• [PROBLEM REQUIREMENTS]: Without altering anything, repeat each of the records.
----------------
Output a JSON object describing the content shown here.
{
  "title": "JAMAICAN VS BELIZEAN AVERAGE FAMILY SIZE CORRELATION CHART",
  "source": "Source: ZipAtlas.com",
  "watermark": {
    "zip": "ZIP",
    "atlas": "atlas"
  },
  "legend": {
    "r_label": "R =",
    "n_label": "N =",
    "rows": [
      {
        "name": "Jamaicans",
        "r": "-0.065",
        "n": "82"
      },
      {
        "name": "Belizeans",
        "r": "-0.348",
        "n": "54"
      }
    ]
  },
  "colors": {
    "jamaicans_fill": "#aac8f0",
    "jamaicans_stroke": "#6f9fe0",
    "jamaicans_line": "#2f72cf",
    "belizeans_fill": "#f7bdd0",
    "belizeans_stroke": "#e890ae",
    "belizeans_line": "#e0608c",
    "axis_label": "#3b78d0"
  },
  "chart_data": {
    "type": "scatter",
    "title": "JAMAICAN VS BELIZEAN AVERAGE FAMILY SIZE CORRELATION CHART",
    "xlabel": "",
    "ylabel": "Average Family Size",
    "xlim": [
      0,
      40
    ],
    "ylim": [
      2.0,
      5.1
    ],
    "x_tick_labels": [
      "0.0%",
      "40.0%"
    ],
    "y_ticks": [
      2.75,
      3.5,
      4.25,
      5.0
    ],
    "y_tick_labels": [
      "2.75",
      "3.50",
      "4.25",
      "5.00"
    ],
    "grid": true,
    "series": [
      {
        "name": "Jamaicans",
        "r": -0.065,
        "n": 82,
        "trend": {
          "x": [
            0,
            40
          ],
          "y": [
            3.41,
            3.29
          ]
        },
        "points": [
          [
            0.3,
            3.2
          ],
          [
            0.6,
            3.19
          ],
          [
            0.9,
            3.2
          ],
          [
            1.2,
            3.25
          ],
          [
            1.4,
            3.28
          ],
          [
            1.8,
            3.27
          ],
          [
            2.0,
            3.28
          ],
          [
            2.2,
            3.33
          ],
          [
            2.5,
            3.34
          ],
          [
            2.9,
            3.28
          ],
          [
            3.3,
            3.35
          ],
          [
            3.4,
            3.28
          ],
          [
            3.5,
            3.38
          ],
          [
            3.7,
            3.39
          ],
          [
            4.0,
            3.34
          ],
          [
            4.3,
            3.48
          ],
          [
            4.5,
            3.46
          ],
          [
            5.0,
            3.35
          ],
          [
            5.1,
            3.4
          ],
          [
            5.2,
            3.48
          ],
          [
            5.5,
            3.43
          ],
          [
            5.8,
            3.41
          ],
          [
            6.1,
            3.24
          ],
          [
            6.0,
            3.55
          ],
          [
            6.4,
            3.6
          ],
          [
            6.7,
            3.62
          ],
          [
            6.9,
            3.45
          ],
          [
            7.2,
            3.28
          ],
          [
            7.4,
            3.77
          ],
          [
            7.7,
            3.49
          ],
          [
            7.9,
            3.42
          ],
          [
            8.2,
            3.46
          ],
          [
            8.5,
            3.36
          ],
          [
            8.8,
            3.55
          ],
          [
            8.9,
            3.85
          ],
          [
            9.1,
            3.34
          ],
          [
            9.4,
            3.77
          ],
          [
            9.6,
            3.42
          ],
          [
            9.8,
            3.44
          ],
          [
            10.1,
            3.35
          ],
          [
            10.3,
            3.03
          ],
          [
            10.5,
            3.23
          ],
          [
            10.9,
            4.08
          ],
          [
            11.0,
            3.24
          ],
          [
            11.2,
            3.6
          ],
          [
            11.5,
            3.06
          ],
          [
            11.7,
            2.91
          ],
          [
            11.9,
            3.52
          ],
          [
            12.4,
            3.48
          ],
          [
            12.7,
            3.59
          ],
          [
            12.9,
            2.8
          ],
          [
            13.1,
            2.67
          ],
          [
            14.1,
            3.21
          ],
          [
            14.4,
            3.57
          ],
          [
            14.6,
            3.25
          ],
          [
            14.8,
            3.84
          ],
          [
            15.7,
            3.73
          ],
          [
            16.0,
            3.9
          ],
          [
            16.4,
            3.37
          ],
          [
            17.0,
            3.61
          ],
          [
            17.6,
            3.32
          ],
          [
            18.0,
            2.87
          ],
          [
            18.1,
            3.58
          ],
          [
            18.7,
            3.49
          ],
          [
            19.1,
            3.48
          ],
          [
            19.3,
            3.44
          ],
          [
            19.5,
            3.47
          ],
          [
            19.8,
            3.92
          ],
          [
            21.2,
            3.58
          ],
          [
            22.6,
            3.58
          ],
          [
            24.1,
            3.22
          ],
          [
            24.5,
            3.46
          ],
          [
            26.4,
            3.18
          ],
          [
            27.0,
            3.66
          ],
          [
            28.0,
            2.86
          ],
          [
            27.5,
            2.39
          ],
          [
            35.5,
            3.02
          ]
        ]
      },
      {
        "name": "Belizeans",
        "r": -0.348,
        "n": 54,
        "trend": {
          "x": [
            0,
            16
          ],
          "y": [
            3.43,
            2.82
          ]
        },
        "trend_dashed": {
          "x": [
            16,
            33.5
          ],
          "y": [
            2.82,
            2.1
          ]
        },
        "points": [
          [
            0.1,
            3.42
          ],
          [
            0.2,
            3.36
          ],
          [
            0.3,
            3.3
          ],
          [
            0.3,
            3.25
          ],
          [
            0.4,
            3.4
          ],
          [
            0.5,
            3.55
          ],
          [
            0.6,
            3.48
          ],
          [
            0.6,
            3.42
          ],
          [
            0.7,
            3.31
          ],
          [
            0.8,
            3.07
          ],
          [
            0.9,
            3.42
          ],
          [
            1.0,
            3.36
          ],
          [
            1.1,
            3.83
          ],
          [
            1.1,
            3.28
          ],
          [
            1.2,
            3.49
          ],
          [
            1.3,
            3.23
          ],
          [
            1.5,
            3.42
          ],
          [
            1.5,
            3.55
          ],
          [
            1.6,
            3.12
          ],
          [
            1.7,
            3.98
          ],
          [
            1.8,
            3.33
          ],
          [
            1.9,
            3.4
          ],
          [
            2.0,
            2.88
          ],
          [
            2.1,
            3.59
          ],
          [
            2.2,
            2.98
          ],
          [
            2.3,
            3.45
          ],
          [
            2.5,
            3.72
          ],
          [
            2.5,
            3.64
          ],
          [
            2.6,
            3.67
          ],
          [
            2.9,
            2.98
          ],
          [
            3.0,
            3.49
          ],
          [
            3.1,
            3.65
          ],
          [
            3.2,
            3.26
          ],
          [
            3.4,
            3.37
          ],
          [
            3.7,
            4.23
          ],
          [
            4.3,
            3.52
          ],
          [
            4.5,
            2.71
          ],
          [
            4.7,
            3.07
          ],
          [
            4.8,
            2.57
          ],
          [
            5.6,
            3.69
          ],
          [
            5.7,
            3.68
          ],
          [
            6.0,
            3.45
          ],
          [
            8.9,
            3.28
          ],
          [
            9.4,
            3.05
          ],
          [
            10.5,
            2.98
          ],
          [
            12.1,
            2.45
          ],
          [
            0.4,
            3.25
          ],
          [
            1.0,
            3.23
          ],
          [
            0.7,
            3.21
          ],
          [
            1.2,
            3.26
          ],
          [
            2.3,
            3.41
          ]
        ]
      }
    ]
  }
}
----------------
• [RESPONSE TO THIS TASK]:
Output a JSON object describing the content shown here.
{
  "title": "JAMAICAN VS BELIZEAN AVERAGE FAMILY SIZE CORRELATION CHART",
  "source": "Source: ZipAtlas.com",
  "watermark": {
    "zip": "ZIP",
    "atlas": "atlas"
  },
  "legend": {
    "r_label": "R =",
    "n_label": "N =",
    "rows": [
      {
        "name": "Jamaicans",
        "r": "-0.065",
        "n": "82"
      },
      {
        "name": "Belizeans",
        "r": "-0.348",
        "n": "54"
      }
    ]
  },
  "colors": {
    "jamaicans_fill": "#aac8f0",
    "jamaicans_stroke": "#6f9fe0",
    "jamaicans_line": "#2f72cf",
    "belizeans_fill": "#f7bdd0",
    "belizeans_stroke": "#e890ae",
    "belizeans_line": "#e0608c",
    "axis_label": "#3b78d0"
  },
  "chart_data": {
    "type": "scatter",
    "title": "JAMAICAN VS BELIZEAN AVERAGE FAMILY SIZE CORRELATION CHART",
    "xlabel": "",
    "ylabel": "Average Family Size",
    "xlim": [
      0,
      40
    ],
    "ylim": [
      2.0,
      5.1
    ],
    "x_tick_labels": [
      "0.0%",
      "40.0%"
    ],
    "y_ticks": [
      2.75,
      3.5,
      4.25,
      5.0
    ],
    "y_tick_labels": [
      "2.75",
      "3.50",
      "4.25",
      "5.00"
    ],
    "grid": true,
    "series": [
      {
        "name": "Jamaicans",
        "r": -0.065,
        "n": 82,
        "trend": {
          "x": [
            0,
            40
          ],
          "y": [
            3.41,
            3.29
          ]
        },
        "points": [
          [
            0.3,
            3.2
          ],
          [
            0.6,
            3.19
          ],
          [
            0.9,
            3.2
          ],
          [
            1.2,
            3.25
          ],
          [
            1.4,
            3.28
          ],
          [
            1.8,
            3.27
          ],
          [
            2.0,
            3.28
          ],
          [
            2.2,
            3.33
          ],
          [
            2.5,
            3.34
          ],
          [
            2.9,
            3.28
          ],
          [
            3.3,
            3.35
          ],
          [
            3.4,
            3.28
          ],
          [
            3.5,
            3.38
          ],
          [
            3.7,
            3.39
          ],
          [
            4.0,
            3.34
          ],
          [
            4.3,
            3.48
          ],
          [
            4.5,
            3.46
          ],
          [
            5.0,
            3.35
          ],
          [
            5.1,
            3.4
          ],
          [
            5.2,
            3.48
          ],
          [
            5.5,
            3.43
          ],
          [
            5.8,
            3.41
          ],
          [
            6.1,
            3.24
          ],
          [
            6.0,
            3.55
          ],
          [
            6.4,
            3.6
          ],
          [
            6.7,
            3.62
          ],
          [
            6.9,
            3.45
          ],
          [
            7.2,
            3.28
          ],
          [
            7.4,
            3.77
          ],
          [
            7.7,
            3.49
          ],
          [
            7.9,
            3.42
          ],
          [
            8.2,
            3.46
          ],
          [
            8.5,
            3.36
          ],
          [
            8.8,
            3.55
          ],
          [
            8.9,
            3.85
          ],
          [
            9.1,
            3.34
          ],
          [
            9.4,
            3.77
          ],
          [
            9.6,
            3.42
          ],
          [
            9.8,
            3.44
          ],
          [
            10.1,
            3.35
          ],
          [
            10.3,
            3.03
          ],
          [
            10.5,
            3.23
          ],
          [
            10.9,
            4.08
          ],
          [
            11.0,
            3.24
          ],
          [
            11.2,
            3.6
          ],
          [
            11.5,
            3.06
          ],
          [
            11.7,
            2.91
          ],
          [
            11.9,
            3.52
          ],
          [
            12.4,
            3.48
          ],
          [
            12.7,
            3.59
          ],
          [
            12.9,
            2.8
          ],
          [
            13.1,
            2.67
          ],
          [
            14.1,
            3.21
          ],
          [
            14.4,
            3.57
          ],
          [
            14.6,
            3.25
          ],
          [
            14.8,
            3.84
          ],
          [
            15.7,
            3.73
          ],
          [
            16.0,
            3.9
          ],
          [
            16.4,
            3.37
          ],
          [
            17.0,
            3.61
          ],
          [
            17.6,
            3.32
          ],
          [
            18.0,
            2.87
          ],
          [
            18.1,
            3.58
          ],
          [
            18.7,
            3.49
          ],
          [
            19.1,
            3.48
          ],
          [
            19.3,
            3.44
          ],
          [
            19.5,
            3.47
          ],
          [
            19.8,
            3.92
          ],
          [
            21.2,
            3.58
          ],
          [
            22.6,
            3.58
          ],
          [
            24.1,
            3.22
          ],
          [
            24.5,
            3.46
          ],
          [
            26.4,
            3.18
          ],
          [
            27.0,
            3.66
          ],
          [
            28.0,
            2.86
          ],
          [
            27.5,
            2.39
          ],
          [
            35.5,
            3.02
          ]
        ]
      },
      {
        "name": "Belizeans",
        "r": -0.348,
        "n": 54,
        "trend": {
          "x": [
            0,
            16
          ],
          "y": [
            3.43,
            2.82
          ]
        },
        "trend_dashed": {
          "x": [
            16,
            33.5
          ],
          "y": [
            2.82,
            2.1
          ]
        },
        "points": [
          [
            0.1,
            3.42
          ],
          [
            0.2,
            3.36
          ],
          [
            0.3,
            3.3
          ],
          [
            0.3,
            3.25
          ],
          [
            0.4,
            3.4
          ],
          [
            0.5,
            3.55
          ],
          [
            0.6,
            3.48
          ],
          [
            0.6,
            3.42
          ],
          [
            0.7,
            3.31
          ],
          [
            0.8,
            3.07
          ],
          [
            0.9,
            3.42
          ],
          [
            1.0,
            3.36
          ],
          [
            1.1,
            3.83
          ],
          [
            1.1,
            3.28
          ],
          [
            1.2,
            3.49
          ],
          [
            1.3,
            3.23
          ],
          [
            1.5,
            3.42
          ],
          [
            1.5,
            3.55
          ],
          [
            1.6,
            3.12
          ],
          [
            1.7,
            3.98
          ],
          [
            1.8,
            3.33
          ],
          [
            1.9,
            3.4
          ],
          [
            2.0,
            2.88
          ],
          [
            2.1,
            3.59
          ],
          [
            2.2,
            2.98
          ],
          [
            2.3,
            3.45
          ],
          [
            2.5,
            3.72
          ],
          [
            2.5,
            3.64
          ],
          [
            2.6,
            3.67
          ],
          [
            2.9,
            2.98
          ],
          [
            3.0,
            3.49
          ],
          [
            3.1,
            3.65
          ],
          [
            3.2,
            3.26
          ],
          [
            3.4,
            3.37
          ],
          [
            3.7,
            4.23
          ],
          [
            4.3,
            3.52
          ],
          [
            4.5,
            2.71
          ],
          [
            4.7,
            3.07
          ],
          [
            4.8,
            2.57
          ],
          [
            5.6,
            3.69
          ],
          [
            5.7,
            3.68
          ],
          [
            6.0,
            3.45
          ],
          [
            8.9,
            3.28
          ],
          [
            9.4,
            3.05
          ],
          [
            10.5,
            2.98
          ],
          [
            12.1,
            2.45
          ],
          [
            0.4,
            3.25
          ],
          [
            1.0,
            3.23
          ],
          [
            0.7,
            3.21
          ],
          [
            1.2,
            3.26
          ],
          [
            2.3,
            3.41
          ]
        ]
      }
    ]
  }
}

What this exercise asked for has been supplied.